__WHAT THE EXERCISE ASKS__. Reproduce all records exactly.
---*---
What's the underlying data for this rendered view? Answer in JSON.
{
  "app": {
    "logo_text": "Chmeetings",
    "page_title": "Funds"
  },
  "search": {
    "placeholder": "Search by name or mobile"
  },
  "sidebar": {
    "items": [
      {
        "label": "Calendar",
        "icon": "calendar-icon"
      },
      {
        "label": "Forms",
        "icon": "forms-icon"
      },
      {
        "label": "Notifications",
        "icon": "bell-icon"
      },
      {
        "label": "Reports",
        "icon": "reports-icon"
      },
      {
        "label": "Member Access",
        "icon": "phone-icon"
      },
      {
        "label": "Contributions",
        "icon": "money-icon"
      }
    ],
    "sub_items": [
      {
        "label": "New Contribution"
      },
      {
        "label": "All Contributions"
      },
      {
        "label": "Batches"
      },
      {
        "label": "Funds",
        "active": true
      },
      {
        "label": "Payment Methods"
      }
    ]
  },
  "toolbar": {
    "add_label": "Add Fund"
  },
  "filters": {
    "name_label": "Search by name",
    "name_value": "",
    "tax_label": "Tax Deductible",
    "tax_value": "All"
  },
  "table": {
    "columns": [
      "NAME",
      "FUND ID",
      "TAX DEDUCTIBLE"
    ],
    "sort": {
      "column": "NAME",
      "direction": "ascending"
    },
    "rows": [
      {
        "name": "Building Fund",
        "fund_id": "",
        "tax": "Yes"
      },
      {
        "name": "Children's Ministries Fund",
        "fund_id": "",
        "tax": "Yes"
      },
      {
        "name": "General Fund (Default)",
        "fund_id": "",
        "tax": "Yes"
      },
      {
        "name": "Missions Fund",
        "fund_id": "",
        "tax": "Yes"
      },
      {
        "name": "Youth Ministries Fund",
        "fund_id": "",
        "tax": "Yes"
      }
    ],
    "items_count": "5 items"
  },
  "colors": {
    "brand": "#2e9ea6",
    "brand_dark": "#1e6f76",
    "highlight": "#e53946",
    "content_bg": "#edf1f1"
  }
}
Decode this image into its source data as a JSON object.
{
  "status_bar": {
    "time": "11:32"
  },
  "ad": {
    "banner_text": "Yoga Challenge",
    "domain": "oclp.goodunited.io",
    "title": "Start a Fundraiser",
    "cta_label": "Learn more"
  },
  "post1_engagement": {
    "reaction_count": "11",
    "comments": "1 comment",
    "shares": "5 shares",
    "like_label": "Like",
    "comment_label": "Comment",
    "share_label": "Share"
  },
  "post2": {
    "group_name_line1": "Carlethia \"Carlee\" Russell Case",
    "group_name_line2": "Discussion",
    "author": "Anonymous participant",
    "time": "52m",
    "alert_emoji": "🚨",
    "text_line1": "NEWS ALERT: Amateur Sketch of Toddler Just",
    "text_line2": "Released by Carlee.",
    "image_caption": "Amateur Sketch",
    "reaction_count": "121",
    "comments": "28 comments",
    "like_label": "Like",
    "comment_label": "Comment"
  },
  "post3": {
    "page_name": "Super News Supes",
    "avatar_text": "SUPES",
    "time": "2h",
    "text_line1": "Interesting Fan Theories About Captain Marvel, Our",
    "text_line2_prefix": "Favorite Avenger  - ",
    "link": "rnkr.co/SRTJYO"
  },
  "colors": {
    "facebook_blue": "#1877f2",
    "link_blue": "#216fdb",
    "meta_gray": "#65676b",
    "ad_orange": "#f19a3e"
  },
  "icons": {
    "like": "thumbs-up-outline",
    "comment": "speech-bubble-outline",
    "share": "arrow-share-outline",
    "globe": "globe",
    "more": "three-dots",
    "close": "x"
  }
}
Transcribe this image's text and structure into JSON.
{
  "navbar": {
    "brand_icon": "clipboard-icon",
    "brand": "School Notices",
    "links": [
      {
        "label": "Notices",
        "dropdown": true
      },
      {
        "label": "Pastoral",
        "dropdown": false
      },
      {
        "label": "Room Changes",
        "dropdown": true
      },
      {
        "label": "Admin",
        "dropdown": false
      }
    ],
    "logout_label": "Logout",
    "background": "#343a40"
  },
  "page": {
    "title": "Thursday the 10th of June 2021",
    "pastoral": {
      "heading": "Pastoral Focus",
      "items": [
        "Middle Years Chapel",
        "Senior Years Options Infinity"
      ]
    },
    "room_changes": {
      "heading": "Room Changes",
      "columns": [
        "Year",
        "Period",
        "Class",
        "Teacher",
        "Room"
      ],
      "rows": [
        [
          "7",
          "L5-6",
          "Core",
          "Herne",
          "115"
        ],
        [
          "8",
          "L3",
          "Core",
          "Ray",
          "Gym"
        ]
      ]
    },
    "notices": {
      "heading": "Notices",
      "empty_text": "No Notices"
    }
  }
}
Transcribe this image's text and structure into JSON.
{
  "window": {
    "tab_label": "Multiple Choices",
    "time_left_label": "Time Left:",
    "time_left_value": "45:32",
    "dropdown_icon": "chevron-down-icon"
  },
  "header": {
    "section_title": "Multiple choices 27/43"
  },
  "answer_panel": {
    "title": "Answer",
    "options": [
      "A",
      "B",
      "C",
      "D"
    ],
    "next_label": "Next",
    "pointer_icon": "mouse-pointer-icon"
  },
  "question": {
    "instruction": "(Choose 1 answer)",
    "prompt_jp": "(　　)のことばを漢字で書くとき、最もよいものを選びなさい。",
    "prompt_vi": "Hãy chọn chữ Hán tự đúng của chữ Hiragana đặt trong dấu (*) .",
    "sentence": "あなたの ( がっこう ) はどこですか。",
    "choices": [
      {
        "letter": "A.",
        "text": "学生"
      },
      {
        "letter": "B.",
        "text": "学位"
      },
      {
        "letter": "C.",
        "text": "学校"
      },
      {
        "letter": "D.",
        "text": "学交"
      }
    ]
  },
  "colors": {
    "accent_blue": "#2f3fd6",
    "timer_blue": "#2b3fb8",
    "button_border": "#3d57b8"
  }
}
---*---
__ANSWER TO THIS TASK__.
What's the underlying data for this rendered view? Answer in JSON.
{
  "app": {
    "logo_text": "Chmeetings",
    "page_title": "Funds"
  },
  "search": {
    "placeholder": "Search by name or mobile"
  },
  "sidebar": {
    "items": [
      {
        "label": "Calendar",
        "icon": "calendar-icon"
      },
      {
        "label": "Forms",
        "icon": "forms-icon"
      },
      {
        "label": "Notifications",
        "icon": "bell-icon"
      },
      {
        "label": "Reports",
        "icon": "reports-icon"
      },
      {
        "label": "Member Access",
        "icon": "phone-icon"
      },
      {
        "label": "Contributions",
        "icon": "money-icon"
      }
    ],
    "sub_items": [
      {
        "label": "New Contribution"
      },
      {
        "label": "All Contributions"
      },
      {
        "label": "Batches"
      },
      {
        "label": "Funds",
        "active": true
      },
      {
        "label": "Payment Methods"
      }
    ]
  },
  "toolbar": {
    "add_label": "Add Fund"
  },
  "filters": {
    "name_label": "Search by name",
    "name_value": "",
    "tax_label": "Tax Deductible",
    "tax_value": "All"
  },
  "table": {
    "columns": [
      "NAME",
      "FUND ID",
      "TAX DEDUCTIBLE"
    ],
    "sort": {
      "column": "NAME",
      "direction": "ascending"
    },
    "rows": [
      {
        "name": "Building Fund",
        "fund_id": "",
        "tax": "Yes"
      },
      {
        "name": "Children's Ministries Fund",
        "fund_id": "",
        "tax": "Yes"
      },
      {
        "name": "General Fund (Default)",
        "fund_id": "",
        "tax": "Yes"
      },
      {
        "name": "Missions Fund",
        "fund_id": "",
        "tax": "Yes"
      },
      {
        "name": "Youth Ministries Fund",
        "fund_id": "",
        "tax": "Yes"
      }
    ],
    "items_count": "5 items"
  },
  "colors": {
    "brand": "#2e9ea6",
    "brand_dark": "#1e6f76",
    "highlight": "#e53946",
    "content_bg": "#edf1f1"
  }
}
Decode this image into its source data as a JSON object.
{
  "status_bar": {
    "time": "11:32"
  },
  "ad": {
    "banner_text": "Yoga Challenge",
    "domain": "oclp.goodunited.io",
    "title": "Start a Fundraiser",
    "cta_label": "Learn more"
  },
  "post1_engagement": {
    "reaction_count": "11",
    "comments": "1 comment",
    "shares": "5 shares",
    "like_label": "Like",
    "comment_label": "Comment",
    "share_label": "Share"
  },
  "post2": {
    "group_name_line1": "Carlethia \"Carlee\" Russell Case",
    "group_name_line2": "Discussion",
    "author": "Anonymous participant",
    "time": "52m",
    "alert_emoji": "🚨",
    "text_line1": "NEWS ALERT: Amateur Sketch of Toddler Just",
    "text_line2": "Released by Carlee.",
    "image_caption": "Amateur Sketch",
    "reaction_count": "121",
    "comments": "28 comments",
    "like_label": "Like",
    "comment_label": "Comment"
  },
  "post3": {
    "page_name": "Super News Supes",
    "avatar_text": "SUPES",
    "time": "2h",
    "text_line1": "Interesting Fan Theories About Captain Marvel, Our",
    "text_line2_prefix": "Favorite Avenger  - ",
    "link": "rnkr.co/SRTJYO"
  },
  "colors": {
    "facebook_blue": "#1877f2",
    "link_blue": "#216fdb",
    "meta_gray": "#65676b",
    "ad_orange": "#f19a3e"
  },
  "icons": {
    "like": "thumbs-up-outline",
    "comment": "speech-bubble-outline",
    "share": "arrow-share-outline",
    "globe": "globe",
    "more": "three-dots",
    "close": "x"
  }
}
Transcribe this image's text and structure into JSON.
{
  "navbar": {
    "brand_icon": "clipboard-icon",
    "brand": "School Notices",
    "links": [
      {
        "label": "Notices",
        "dropdown": true
      },
      {
        "label": "Pastoral",
        "dropdown": false
      },
      {
        "label": "Room Changes",
        "dropdown": true
      },
      {
        "label": "Admin",
        "dropdown": false
      }
    ],
    "logout_label": "Logout",
    "background": "#343a40"
  },
  "page": {
    "title": "Thursday the 10th of June 2021",
    "pastoral": {
      "heading": "Pastoral Focus",
      "items": [
        "Middle Years Chapel",
        "Senior Years Options Infinity"
      ]
    },
    "room_changes": {
      "heading": "Room Changes",
      "columns": [
        "Year",
        "Period",
        "Class",
        "Teacher",
        "Room"
      ],
      "rows": [
        [
          "7",
          "L5-6",
          "Core",
          "Herne",
          "115"
        ],
        [
          "8",
          "L3",
          "Core",
          "Ray",
          "Gym"
        ]
      ]
    },
    "notices": {
      "heading": "Notices",
      "empty_text": "No Notices"
    }
  }
}
Transcribe this image's text and structure into JSON.
{
  "window": {
    "tab_label": "Multiple Choices",
    "time_left_label": "Time Left:",
    "time_left_value": "45:32",
    "dropdown_icon": "chevron-down-icon"
  },
  "header": {
    "section_title": "Multiple choices 27/43"
  },
  "answer_panel": {
    "title": "Answer",
    "options": [
      "A",
      "B",
      "C",
      "D"
    ],
    "next_label": "Next",
    "pointer_icon": "mouse-pointer-icon"
  },
  "question": {
    "instruction": "(Choose 1 answer)",
    "prompt_jp": "(　　)のことばを漢字で書くとき、最もよいものを選びなさい。",
    "prompt_vi": "Hãy chọn chữ Hán tự đúng của chữ Hiragana đặt trong dấu (*) .",
    "sentence": "あなたの ( がっこう ) はどこですか。",
    "choices": [
      {
        "letter": "A.",
        "text": "学生"
      },
      {
        "letter": "B.",
        "text": "学位"
      },
      {
        "letter": "C.",
        "text": "学校"
      },
      {
        "letter": "D.",
        "text": "学交"
      }
    ]
  },
  "colors": {
    "accent_blue": "#2f3fd6",
    "timer_blue": "#2b3fb8",
    "button_border": "#3d57b8"
  }
}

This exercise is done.